PROBLEM TO WORK ON: Note each line that includes the word "电力机车用容积式空气压缩机". Copy those lines.

begin RECORDS SHOWN

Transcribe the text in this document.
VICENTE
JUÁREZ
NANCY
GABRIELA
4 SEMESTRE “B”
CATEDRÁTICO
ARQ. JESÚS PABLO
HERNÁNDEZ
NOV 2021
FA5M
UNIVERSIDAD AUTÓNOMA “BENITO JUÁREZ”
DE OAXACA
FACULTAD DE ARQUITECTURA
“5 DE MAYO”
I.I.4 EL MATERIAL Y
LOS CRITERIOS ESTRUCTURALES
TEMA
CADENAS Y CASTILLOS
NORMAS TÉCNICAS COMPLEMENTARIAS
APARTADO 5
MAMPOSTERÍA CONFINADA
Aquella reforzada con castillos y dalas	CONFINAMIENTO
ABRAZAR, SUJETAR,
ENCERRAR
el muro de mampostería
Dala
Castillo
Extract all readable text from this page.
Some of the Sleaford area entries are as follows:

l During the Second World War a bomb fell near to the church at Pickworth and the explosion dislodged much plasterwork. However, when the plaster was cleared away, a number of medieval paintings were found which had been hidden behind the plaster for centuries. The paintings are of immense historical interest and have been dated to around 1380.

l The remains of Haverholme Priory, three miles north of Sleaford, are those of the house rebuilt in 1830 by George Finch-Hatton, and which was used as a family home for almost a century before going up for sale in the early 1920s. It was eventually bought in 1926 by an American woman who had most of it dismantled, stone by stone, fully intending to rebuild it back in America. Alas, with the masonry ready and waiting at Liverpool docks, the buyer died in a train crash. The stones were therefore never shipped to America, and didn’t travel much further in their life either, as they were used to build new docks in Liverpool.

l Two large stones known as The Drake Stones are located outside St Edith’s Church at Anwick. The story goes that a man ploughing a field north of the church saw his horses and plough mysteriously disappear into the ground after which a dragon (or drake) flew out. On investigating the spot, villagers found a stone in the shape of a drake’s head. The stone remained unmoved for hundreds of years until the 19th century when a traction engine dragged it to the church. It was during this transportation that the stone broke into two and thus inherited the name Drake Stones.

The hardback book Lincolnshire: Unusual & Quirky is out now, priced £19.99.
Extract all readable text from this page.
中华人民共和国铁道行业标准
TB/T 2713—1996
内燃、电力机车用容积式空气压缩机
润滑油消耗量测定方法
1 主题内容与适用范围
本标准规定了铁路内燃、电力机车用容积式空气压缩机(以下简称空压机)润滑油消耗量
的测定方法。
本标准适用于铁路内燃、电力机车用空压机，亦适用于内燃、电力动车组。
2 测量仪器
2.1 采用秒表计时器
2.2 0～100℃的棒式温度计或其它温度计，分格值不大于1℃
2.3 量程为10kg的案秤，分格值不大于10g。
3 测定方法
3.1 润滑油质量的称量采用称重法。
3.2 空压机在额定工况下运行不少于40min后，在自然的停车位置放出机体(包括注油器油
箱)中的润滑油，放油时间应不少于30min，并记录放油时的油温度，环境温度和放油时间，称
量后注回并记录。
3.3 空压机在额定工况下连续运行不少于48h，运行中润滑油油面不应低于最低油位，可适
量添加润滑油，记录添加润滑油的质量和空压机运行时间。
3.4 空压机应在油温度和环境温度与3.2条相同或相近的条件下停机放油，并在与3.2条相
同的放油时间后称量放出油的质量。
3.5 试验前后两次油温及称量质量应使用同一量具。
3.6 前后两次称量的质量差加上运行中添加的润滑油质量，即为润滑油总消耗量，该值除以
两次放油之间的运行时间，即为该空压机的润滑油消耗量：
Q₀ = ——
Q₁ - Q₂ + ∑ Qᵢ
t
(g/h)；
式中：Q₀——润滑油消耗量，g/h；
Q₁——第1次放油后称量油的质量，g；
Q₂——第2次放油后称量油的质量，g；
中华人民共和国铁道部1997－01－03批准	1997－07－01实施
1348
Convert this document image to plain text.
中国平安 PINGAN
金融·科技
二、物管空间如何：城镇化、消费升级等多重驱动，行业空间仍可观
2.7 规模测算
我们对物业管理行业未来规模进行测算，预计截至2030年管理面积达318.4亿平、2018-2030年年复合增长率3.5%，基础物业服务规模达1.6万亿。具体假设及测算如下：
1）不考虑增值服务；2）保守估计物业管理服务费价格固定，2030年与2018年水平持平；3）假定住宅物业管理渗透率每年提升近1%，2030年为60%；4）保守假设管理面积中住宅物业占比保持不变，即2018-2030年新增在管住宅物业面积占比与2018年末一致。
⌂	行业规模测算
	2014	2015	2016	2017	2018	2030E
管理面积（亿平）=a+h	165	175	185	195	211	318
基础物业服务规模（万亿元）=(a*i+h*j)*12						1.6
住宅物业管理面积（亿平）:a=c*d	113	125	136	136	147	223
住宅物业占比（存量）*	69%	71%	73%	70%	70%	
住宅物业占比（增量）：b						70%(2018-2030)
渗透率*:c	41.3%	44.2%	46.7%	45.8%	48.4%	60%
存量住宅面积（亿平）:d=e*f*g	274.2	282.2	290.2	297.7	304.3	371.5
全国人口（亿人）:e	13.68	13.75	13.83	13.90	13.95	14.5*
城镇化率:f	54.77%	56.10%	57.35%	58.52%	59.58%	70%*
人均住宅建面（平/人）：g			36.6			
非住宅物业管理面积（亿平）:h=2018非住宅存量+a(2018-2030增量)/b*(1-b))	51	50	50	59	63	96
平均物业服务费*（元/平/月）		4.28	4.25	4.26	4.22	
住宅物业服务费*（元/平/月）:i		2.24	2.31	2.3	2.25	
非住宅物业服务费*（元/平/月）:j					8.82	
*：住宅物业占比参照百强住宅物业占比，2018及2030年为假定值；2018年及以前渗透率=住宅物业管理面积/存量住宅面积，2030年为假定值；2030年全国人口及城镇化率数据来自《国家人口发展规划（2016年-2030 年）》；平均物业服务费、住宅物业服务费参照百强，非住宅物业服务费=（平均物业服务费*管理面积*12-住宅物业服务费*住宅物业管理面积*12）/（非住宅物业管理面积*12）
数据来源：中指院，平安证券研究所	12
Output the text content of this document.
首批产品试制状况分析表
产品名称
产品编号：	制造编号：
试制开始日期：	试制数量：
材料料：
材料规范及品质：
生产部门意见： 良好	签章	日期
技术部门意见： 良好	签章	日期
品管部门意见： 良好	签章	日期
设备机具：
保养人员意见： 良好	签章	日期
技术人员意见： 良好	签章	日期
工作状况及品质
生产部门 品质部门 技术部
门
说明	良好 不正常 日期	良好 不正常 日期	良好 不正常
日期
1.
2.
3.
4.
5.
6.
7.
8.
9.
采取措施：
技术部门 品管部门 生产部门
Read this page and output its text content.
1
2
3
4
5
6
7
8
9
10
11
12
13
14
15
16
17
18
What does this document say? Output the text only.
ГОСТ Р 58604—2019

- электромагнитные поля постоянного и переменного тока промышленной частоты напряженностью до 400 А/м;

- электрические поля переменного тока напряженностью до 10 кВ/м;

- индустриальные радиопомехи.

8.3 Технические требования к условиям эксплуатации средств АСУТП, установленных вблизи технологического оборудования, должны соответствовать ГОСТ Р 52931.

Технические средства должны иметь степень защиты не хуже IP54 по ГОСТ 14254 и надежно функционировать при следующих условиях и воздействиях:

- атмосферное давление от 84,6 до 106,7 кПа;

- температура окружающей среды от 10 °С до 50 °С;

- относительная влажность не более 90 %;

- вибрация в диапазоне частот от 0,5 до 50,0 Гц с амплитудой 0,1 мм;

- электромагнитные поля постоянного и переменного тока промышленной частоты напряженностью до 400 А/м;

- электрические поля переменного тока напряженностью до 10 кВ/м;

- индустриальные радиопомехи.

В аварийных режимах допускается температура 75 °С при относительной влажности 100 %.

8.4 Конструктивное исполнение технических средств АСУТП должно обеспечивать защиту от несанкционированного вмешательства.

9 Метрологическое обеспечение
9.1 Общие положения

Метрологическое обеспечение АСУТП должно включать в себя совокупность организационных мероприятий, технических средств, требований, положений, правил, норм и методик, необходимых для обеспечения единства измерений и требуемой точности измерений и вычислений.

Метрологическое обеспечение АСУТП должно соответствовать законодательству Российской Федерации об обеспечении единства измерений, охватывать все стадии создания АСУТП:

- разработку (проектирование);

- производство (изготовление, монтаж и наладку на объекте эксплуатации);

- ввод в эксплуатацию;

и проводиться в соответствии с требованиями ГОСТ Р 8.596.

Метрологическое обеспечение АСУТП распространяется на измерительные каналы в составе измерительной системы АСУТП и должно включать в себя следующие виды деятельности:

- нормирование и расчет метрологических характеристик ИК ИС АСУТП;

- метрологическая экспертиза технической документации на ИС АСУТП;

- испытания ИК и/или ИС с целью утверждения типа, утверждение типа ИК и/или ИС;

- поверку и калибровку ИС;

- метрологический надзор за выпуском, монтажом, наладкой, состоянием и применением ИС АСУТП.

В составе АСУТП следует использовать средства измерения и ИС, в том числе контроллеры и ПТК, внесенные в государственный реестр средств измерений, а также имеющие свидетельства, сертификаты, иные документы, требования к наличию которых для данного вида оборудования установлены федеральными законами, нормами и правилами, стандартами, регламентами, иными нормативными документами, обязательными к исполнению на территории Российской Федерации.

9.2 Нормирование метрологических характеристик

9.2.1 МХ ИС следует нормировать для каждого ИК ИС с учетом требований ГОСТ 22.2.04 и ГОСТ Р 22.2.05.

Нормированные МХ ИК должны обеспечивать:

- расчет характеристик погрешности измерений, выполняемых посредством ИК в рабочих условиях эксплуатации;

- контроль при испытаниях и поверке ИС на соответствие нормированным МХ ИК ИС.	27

end RECORDS SHOWN

WRITTEN RESPONSE:
内燃、电力机车用容积式空气压缩机
本标准规定了铁路内燃、电力机车用容积式空气压缩机(以下简称空压机)润滑油消耗量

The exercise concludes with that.